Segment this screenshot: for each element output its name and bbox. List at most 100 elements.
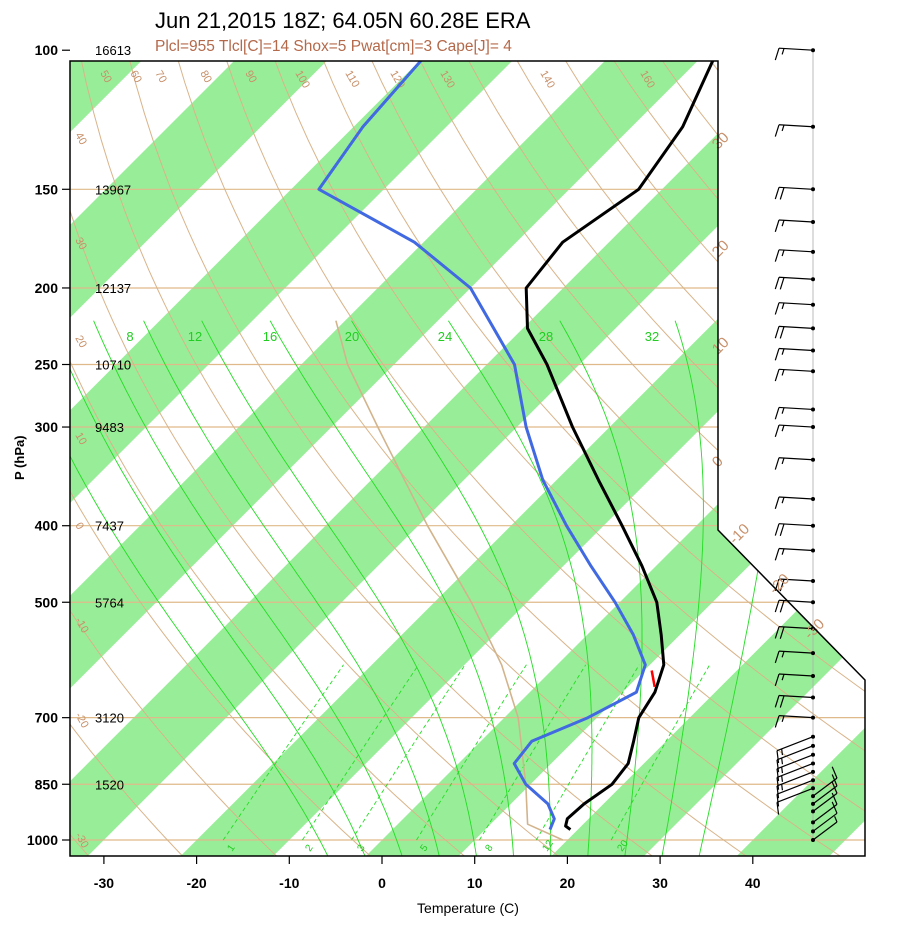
* * *
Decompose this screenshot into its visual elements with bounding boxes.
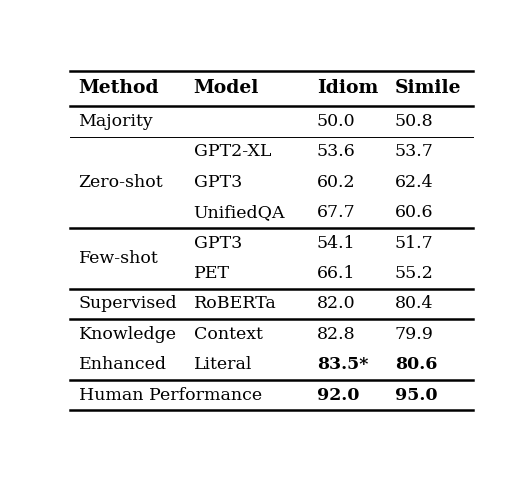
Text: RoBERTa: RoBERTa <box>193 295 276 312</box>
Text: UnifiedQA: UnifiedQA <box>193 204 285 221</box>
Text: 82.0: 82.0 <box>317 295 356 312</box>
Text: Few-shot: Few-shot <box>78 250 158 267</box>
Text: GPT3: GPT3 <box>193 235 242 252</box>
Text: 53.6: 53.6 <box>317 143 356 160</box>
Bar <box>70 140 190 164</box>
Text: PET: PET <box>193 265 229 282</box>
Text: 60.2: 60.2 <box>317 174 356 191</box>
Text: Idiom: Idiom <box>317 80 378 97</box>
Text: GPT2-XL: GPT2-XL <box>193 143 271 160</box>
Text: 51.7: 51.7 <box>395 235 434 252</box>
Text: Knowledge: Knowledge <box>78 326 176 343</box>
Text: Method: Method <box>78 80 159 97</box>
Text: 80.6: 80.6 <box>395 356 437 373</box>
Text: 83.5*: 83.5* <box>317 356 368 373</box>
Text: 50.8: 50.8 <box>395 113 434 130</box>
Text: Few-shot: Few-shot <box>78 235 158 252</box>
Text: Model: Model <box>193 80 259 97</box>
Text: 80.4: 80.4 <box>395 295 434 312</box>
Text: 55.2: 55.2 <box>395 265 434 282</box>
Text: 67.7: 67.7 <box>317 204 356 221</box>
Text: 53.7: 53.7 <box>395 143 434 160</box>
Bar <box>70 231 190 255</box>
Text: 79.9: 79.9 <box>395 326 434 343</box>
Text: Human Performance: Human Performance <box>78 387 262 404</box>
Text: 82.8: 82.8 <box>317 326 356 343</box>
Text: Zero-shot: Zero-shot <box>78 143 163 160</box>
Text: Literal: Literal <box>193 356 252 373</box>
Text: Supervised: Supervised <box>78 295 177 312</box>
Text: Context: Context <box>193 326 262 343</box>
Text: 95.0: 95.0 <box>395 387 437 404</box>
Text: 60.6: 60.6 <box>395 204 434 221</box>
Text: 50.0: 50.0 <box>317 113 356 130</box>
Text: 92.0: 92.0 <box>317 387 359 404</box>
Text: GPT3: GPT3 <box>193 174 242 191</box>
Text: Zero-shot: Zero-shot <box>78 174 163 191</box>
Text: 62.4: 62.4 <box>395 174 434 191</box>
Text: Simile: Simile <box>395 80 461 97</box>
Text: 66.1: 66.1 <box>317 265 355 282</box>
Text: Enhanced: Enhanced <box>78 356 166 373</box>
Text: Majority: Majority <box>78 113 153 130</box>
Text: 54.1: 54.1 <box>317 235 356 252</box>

● REQUIREMENTS:
Reproduce the records word for word, beginning with the line that contains "Decompose this screenshot" and going on through the line that contains "Text: GPT3: GPT3 <box>193 174 242 191</box>". Leave out the pictures.

● TASK SOLUTION:
Decompose this screenshot into its visual elements with bounding boxes.
Text: RoBERTa: RoBERTa <box>193 295 276 312</box>
Text: UnifiedQA: UnifiedQA <box>193 204 285 221</box>
Text: 82.0: 82.0 <box>317 295 356 312</box>
Text: Few-shot: Few-shot <box>78 250 158 267</box>
Text: GPT3: GPT3 <box>193 235 242 252</box>
Text: 53.6: 53.6 <box>317 143 356 160</box>
Bar <box>70 140 190 164</box>
Text: PET: PET <box>193 265 229 282</box>
Text: 60.2: 60.2 <box>317 174 356 191</box>
Text: Idiom: Idiom <box>317 80 378 97</box>
Text: GPT2-XL: GPT2-XL <box>193 143 271 160</box>
Text: 51.7: 51.7 <box>395 235 434 252</box>
Text: Knowledge: Knowledge <box>78 326 176 343</box>
Text: Method: Method <box>78 80 159 97</box>
Text: 80.6: 80.6 <box>395 356 437 373</box>
Text: 83.5*: 83.5* <box>317 356 368 373</box>
Text: 50.8: 50.8 <box>395 113 434 130</box>
Text: Few-shot: Few-shot <box>78 235 158 252</box>
Text: Model: Model <box>193 80 259 97</box>
Text: 80.4: 80.4 <box>395 295 434 312</box>
Text: 55.2: 55.2 <box>395 265 434 282</box>
Text: 67.7: 67.7 <box>317 204 356 221</box>
Text: 53.7: 53.7 <box>395 143 434 160</box>
Bar <box>70 231 190 255</box>
Text: 79.9: 79.9 <box>395 326 434 343</box>
Text: Human Performance: Human Performance <box>78 387 262 404</box>
Text: 82.8: 82.8 <box>317 326 356 343</box>
Text: Zero-shot: Zero-shot <box>78 143 163 160</box>
Text: Literal: Literal <box>193 356 252 373</box>
Text: Supervised: Supervised <box>78 295 177 312</box>
Text: Context: Context <box>193 326 262 343</box>
Text: 95.0: 95.0 <box>395 387 437 404</box>
Text: 60.6: 60.6 <box>395 204 434 221</box>
Text: 50.0: 50.0 <box>317 113 356 130</box>
Text: 92.0: 92.0 <box>317 387 359 404</box>
Text: GPT3: GPT3 <box>193 174 242 191</box>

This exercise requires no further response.